## [作業の指示]
「candle-body xyxy=(629,403,632,411)」を含む行から「candle-body xyxy=(624,397,627,401)」を含む行までを、両端の行も含めて一字も変えずに繰り返し書きなさい。

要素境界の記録
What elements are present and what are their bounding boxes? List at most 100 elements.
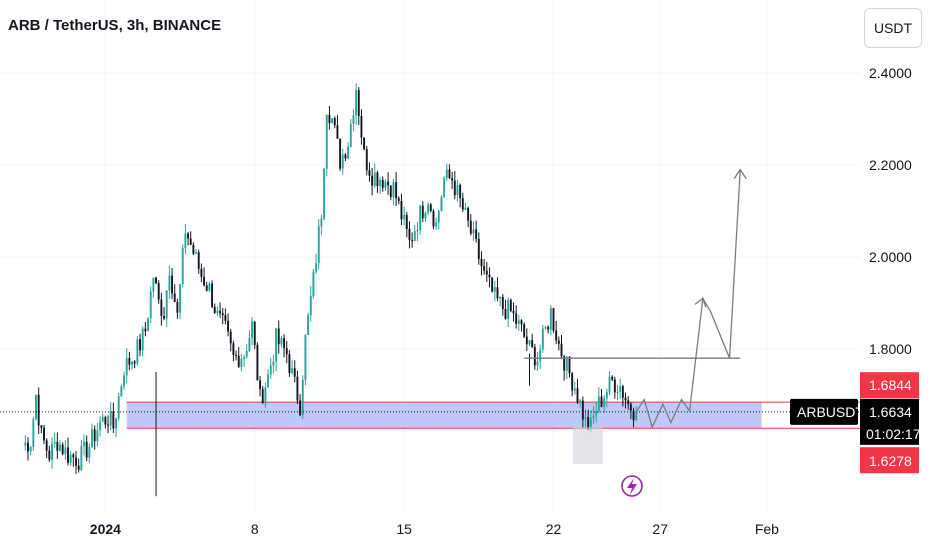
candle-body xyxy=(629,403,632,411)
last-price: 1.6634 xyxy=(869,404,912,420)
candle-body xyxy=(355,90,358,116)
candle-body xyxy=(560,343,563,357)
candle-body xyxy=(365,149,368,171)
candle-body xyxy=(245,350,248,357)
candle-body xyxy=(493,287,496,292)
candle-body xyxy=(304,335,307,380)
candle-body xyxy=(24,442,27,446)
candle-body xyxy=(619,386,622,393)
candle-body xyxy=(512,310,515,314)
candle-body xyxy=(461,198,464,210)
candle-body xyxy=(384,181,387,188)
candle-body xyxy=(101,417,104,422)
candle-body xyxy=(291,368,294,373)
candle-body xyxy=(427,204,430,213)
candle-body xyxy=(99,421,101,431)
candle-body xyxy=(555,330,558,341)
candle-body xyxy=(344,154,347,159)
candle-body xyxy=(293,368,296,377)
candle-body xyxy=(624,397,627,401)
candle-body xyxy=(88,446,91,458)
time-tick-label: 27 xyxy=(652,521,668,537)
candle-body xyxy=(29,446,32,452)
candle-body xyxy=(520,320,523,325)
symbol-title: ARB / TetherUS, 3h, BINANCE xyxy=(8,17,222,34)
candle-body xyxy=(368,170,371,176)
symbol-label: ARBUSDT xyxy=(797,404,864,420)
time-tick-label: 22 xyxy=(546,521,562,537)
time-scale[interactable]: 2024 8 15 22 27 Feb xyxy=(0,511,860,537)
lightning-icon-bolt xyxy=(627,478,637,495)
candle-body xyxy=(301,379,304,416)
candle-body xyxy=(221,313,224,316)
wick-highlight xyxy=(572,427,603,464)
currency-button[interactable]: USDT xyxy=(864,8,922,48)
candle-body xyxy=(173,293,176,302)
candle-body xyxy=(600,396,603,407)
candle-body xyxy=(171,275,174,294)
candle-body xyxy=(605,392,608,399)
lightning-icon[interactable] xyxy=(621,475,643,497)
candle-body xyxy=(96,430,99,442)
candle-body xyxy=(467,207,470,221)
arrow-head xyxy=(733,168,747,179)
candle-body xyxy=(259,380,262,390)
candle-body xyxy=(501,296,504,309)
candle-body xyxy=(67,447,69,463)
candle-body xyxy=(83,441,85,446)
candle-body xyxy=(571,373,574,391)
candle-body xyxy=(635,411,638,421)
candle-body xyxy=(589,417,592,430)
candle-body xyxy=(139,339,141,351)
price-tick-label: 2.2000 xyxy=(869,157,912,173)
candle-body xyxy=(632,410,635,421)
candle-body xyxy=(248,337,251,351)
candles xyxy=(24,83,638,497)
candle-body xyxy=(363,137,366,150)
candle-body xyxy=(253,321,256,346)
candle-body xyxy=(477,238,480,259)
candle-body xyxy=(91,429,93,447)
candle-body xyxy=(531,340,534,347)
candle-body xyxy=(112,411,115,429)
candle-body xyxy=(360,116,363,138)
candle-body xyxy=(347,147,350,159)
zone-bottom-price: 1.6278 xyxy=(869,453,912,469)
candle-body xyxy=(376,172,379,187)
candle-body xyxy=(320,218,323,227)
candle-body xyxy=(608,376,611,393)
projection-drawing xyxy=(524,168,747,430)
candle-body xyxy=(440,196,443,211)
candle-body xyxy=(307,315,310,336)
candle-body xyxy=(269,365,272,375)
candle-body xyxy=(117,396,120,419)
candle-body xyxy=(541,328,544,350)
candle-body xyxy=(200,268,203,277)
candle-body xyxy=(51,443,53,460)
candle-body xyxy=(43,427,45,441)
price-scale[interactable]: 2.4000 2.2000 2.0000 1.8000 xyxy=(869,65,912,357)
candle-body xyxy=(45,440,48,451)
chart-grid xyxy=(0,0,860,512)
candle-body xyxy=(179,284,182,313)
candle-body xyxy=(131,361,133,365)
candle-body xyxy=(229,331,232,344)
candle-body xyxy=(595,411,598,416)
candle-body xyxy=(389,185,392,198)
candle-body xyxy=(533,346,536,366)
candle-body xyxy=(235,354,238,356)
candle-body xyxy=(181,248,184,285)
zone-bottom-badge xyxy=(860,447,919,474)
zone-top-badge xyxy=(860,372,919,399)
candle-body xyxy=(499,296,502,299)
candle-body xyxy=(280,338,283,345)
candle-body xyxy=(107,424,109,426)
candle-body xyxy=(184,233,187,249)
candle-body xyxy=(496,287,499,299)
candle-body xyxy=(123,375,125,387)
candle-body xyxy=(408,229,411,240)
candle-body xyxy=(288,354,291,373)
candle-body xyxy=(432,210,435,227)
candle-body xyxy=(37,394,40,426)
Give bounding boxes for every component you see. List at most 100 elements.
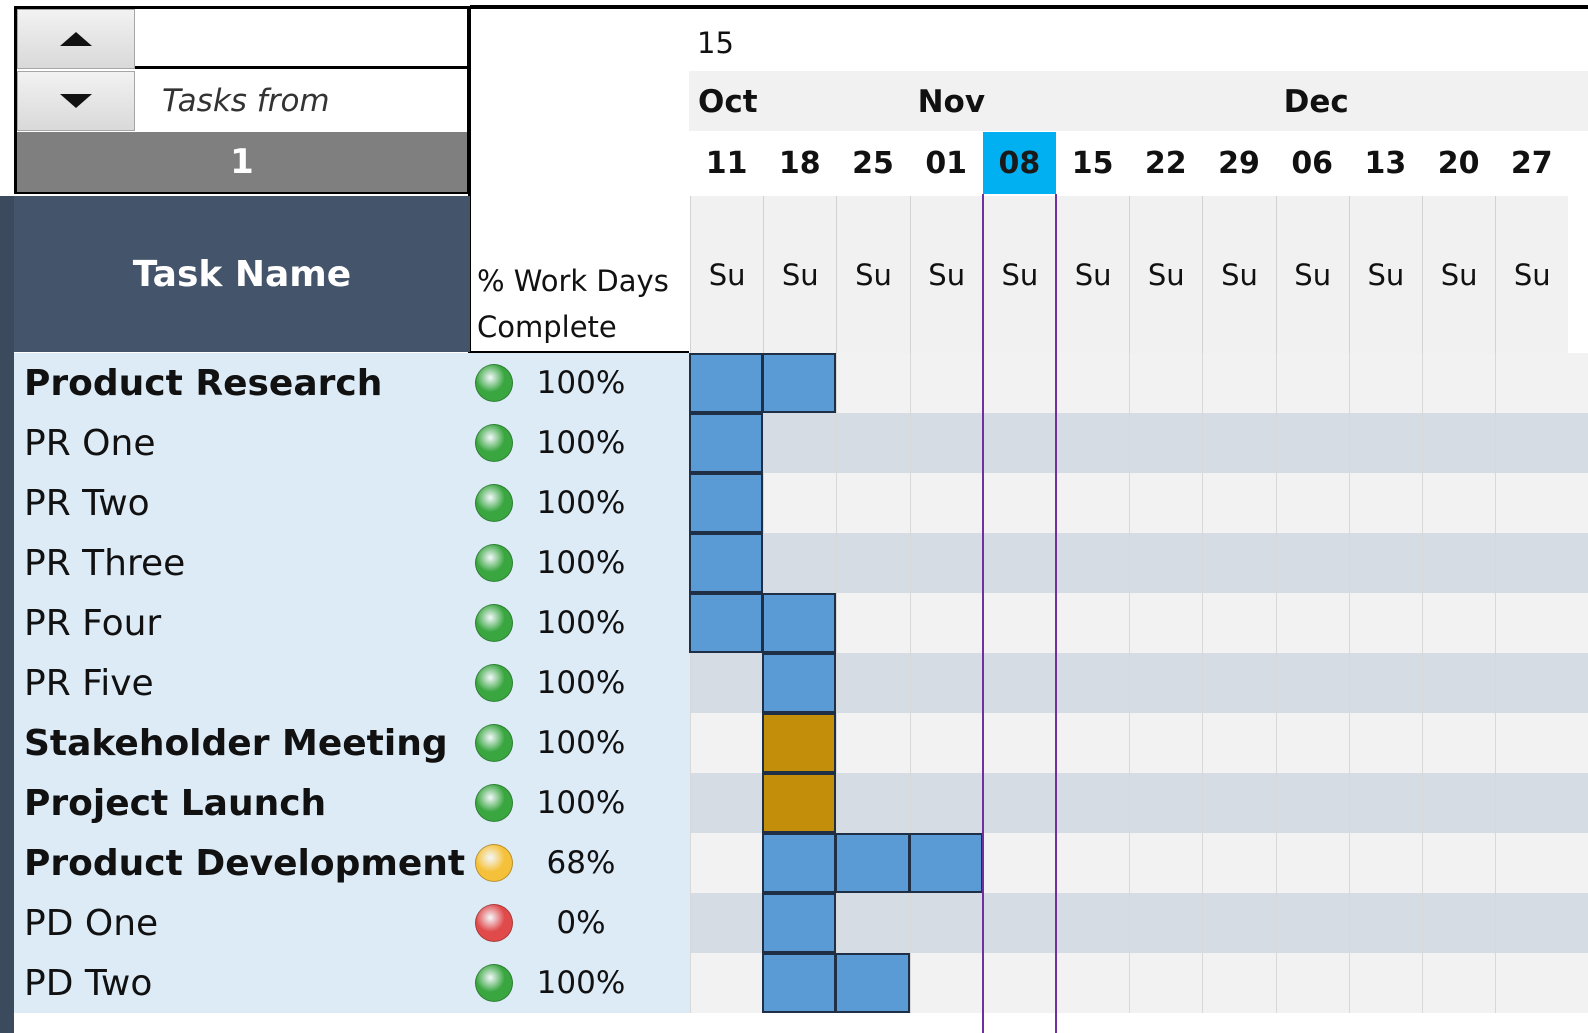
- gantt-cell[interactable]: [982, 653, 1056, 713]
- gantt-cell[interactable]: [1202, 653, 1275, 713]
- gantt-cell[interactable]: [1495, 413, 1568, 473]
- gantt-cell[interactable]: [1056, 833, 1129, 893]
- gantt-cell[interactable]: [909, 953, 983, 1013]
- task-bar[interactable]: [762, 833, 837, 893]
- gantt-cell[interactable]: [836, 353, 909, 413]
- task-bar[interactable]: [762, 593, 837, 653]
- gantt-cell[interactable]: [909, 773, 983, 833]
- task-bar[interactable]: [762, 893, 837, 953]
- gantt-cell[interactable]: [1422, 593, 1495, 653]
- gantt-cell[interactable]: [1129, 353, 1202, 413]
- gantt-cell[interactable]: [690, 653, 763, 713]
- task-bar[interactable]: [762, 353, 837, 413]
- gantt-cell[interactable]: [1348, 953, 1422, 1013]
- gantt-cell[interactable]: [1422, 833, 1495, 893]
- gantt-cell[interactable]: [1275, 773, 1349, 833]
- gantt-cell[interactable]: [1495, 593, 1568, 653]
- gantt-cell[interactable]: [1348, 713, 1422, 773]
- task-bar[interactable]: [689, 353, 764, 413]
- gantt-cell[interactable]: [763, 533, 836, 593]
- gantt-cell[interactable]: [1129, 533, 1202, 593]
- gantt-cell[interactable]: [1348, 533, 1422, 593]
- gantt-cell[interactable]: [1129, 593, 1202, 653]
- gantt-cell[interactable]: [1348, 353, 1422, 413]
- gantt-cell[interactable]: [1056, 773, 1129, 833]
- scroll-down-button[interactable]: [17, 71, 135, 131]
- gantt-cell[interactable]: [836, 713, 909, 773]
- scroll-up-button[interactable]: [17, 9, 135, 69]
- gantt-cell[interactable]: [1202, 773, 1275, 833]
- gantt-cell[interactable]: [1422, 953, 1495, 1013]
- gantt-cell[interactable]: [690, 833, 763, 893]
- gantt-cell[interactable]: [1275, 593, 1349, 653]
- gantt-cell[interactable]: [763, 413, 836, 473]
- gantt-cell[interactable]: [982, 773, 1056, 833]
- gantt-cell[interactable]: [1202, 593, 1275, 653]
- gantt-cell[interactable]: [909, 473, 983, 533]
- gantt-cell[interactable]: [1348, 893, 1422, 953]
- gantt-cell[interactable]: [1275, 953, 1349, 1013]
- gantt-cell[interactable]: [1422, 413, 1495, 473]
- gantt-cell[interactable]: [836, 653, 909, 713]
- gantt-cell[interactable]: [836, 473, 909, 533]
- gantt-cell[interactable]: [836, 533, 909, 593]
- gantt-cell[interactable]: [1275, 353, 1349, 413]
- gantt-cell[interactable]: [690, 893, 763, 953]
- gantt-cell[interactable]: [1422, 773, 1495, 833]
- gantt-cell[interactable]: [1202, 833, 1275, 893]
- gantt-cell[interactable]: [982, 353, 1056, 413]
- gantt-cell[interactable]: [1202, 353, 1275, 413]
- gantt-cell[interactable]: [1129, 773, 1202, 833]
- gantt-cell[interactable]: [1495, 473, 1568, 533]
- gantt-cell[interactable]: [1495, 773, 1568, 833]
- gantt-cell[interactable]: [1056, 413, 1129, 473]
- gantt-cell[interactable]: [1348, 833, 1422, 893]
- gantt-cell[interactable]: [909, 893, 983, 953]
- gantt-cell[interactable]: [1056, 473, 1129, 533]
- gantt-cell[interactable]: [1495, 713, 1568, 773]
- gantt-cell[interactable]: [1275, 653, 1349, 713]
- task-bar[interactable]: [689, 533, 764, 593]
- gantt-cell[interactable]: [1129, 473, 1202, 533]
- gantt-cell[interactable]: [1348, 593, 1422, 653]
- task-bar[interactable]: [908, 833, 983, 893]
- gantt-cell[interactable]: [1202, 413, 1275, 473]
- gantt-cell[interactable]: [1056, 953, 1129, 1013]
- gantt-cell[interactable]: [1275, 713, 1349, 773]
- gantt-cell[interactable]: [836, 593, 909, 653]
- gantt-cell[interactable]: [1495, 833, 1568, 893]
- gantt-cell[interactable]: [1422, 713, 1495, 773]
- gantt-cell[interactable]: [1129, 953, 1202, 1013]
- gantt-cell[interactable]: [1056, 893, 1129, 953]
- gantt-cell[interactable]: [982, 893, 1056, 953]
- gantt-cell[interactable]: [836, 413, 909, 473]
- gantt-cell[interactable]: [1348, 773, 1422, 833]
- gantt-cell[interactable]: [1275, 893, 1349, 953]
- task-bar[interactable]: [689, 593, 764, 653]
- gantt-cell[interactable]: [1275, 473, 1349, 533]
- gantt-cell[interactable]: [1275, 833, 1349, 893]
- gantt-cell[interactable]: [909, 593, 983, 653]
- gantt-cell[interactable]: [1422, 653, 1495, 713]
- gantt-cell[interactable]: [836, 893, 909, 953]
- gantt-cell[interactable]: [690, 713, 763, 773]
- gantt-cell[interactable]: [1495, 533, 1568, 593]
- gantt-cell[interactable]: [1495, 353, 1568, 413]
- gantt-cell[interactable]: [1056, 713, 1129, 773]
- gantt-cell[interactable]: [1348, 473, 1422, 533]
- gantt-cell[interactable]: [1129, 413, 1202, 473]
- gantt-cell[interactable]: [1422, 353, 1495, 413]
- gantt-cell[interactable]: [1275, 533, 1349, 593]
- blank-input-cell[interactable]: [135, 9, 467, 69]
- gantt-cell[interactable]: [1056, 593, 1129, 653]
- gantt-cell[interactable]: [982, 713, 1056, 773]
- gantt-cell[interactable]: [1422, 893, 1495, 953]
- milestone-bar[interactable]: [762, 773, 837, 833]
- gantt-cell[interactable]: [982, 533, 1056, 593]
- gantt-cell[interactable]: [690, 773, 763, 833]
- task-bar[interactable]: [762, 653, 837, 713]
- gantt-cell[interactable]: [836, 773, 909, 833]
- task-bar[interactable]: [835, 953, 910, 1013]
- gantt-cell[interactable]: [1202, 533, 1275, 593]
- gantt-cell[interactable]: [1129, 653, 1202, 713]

## [解答]
candle-body xyxy=(629,403,632,411)
last-price: 1.6634 xyxy=(869,404,912,420)
candle-body xyxy=(355,90,358,116)
candle-body xyxy=(560,343,563,357)
candle-body xyxy=(365,149,368,171)
candle-body xyxy=(245,350,248,357)
candle-body xyxy=(493,287,496,292)
candle-body xyxy=(304,335,307,380)
candle-body xyxy=(24,442,27,446)
candle-body xyxy=(619,386,622,393)
candle-body xyxy=(512,310,515,314)
candle-body xyxy=(461,198,464,210)
candle-body xyxy=(384,181,387,188)
candle-body xyxy=(101,417,104,422)
candle-body xyxy=(291,368,294,373)
candle-body xyxy=(427,204,430,213)
candle-body xyxy=(99,421,101,431)
candle-body xyxy=(555,330,558,341)
candle-body xyxy=(344,154,347,159)
candle-body xyxy=(293,368,296,377)
candle-body xyxy=(624,397,627,401)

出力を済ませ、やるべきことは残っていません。